- Task requirements: Please report every line from the material that contains the word "println".

- Data section:
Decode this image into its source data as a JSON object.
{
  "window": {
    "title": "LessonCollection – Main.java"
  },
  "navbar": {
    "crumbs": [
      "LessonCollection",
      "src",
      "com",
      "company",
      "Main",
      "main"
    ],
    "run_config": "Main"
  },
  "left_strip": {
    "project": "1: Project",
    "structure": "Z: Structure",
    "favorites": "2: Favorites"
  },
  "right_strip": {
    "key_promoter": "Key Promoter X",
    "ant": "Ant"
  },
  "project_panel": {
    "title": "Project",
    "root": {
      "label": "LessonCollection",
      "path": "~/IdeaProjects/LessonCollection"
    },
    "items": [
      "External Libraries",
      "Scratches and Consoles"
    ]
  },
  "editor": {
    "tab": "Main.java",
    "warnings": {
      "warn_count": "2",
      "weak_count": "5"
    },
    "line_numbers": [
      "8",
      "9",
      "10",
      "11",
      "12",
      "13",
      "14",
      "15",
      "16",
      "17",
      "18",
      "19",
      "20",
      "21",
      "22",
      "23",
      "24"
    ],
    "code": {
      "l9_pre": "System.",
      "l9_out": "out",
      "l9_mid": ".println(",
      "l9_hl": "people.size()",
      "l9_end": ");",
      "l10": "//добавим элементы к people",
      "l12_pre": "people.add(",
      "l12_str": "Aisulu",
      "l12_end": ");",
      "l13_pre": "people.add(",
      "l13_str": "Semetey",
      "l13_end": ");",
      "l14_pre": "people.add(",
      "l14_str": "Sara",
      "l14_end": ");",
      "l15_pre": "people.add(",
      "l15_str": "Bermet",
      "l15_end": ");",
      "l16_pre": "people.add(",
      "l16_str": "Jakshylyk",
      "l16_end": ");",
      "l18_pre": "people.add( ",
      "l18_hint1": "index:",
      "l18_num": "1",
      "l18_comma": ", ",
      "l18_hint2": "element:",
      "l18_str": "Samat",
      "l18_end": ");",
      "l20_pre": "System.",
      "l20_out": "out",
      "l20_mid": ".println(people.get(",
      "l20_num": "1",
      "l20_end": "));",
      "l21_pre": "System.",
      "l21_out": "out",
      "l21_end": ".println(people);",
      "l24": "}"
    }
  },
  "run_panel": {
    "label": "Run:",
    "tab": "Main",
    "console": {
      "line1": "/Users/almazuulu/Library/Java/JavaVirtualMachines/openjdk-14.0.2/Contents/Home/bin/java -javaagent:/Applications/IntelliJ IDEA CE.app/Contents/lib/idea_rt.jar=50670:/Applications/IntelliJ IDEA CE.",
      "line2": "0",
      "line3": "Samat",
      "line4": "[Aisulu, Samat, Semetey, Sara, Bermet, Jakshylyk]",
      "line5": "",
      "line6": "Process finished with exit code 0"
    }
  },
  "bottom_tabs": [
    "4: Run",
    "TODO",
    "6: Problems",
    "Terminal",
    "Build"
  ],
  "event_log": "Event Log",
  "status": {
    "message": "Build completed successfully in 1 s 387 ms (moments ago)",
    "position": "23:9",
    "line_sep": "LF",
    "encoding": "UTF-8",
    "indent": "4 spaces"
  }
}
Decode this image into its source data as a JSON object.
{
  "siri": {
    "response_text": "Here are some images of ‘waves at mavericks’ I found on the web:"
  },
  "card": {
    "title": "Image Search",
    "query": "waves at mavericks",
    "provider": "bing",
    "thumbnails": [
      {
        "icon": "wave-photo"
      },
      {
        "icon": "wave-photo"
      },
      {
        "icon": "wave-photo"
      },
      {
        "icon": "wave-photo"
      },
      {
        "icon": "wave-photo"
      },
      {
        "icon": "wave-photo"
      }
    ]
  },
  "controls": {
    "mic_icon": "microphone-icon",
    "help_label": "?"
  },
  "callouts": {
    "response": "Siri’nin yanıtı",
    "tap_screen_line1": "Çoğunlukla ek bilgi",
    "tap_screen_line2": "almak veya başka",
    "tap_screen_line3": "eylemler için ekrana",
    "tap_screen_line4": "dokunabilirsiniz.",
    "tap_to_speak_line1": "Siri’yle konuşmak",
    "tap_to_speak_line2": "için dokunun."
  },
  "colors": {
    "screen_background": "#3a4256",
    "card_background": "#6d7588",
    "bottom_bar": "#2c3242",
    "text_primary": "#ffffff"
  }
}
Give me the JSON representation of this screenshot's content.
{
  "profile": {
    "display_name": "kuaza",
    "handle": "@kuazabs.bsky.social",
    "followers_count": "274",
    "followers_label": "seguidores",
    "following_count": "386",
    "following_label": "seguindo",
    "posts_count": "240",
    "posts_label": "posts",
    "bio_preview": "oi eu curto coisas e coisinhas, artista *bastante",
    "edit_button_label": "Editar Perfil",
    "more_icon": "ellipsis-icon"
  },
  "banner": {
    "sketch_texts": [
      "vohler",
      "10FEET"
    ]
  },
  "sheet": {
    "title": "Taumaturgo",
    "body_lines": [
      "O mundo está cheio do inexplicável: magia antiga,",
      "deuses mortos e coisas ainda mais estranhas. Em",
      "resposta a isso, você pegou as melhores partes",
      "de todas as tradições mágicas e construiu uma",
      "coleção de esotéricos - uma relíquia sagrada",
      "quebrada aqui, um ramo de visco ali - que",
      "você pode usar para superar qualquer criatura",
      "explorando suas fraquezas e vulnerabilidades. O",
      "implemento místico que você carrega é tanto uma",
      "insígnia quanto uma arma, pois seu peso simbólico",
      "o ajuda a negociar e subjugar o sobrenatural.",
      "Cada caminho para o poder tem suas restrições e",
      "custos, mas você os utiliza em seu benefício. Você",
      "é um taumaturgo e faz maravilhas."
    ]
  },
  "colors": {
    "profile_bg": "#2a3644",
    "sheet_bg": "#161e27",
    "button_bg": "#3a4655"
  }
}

- Written response:
      "l9_mid": ".println(",
      "l20_mid": ".println(people.get(",
      "l21_end": ".println(people);",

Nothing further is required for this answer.